### The request
Select from the data all lines with the word "this".

(Records from a data source)
+ + +

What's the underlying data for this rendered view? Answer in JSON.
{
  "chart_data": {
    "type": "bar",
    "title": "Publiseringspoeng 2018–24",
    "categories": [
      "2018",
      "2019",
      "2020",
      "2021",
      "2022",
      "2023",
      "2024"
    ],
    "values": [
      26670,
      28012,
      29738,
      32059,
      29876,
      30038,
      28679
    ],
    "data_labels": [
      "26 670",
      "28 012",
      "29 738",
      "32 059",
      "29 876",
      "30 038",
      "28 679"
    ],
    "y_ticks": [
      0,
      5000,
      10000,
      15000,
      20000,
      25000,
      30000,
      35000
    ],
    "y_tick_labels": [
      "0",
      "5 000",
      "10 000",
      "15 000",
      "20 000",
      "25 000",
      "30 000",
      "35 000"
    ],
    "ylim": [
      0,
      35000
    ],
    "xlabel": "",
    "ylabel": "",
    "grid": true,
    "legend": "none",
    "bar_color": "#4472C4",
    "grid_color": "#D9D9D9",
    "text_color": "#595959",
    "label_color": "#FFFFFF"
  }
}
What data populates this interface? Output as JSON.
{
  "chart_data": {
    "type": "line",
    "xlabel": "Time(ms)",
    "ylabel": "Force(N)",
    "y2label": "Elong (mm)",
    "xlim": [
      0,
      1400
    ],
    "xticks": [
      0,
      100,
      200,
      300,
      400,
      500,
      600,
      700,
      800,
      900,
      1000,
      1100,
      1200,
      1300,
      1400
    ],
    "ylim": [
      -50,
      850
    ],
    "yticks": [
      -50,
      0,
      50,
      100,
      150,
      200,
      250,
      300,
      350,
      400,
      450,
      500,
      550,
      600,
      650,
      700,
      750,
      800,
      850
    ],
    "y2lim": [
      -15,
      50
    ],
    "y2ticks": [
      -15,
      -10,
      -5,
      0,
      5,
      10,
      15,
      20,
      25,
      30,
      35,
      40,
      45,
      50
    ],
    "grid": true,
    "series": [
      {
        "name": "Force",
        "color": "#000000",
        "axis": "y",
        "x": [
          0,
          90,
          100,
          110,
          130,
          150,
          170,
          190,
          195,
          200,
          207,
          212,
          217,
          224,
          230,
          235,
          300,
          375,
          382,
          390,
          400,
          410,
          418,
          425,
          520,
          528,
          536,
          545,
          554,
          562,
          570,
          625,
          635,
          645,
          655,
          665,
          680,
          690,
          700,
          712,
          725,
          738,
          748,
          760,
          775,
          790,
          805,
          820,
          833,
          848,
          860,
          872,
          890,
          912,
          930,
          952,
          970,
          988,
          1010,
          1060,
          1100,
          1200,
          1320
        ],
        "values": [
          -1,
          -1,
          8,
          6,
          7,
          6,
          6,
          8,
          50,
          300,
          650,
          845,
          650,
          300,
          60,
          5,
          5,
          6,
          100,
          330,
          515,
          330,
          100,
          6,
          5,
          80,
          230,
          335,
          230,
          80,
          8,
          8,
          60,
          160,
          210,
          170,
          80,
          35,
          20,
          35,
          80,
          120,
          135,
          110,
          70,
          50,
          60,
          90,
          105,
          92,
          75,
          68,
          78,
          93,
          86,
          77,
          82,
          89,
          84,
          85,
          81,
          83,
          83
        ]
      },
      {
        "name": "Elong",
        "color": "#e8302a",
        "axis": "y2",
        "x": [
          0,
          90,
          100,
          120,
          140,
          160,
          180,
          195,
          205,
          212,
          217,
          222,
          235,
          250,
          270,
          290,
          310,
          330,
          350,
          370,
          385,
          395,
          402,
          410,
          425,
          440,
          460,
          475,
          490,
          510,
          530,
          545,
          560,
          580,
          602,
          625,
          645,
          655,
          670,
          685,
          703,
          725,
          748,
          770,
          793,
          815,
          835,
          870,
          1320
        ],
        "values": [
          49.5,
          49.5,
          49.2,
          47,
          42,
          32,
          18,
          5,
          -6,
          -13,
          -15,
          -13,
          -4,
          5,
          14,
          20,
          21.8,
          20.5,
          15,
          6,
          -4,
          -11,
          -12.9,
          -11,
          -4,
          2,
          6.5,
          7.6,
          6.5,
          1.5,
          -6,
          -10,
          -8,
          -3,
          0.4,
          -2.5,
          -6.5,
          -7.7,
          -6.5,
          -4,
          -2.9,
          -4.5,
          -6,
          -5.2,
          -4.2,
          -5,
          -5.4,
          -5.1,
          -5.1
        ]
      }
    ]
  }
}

+ + +

### Written response
What's the underlying data for this rendered view? Answer in JSON.
What data populates this interface? Output as JSON.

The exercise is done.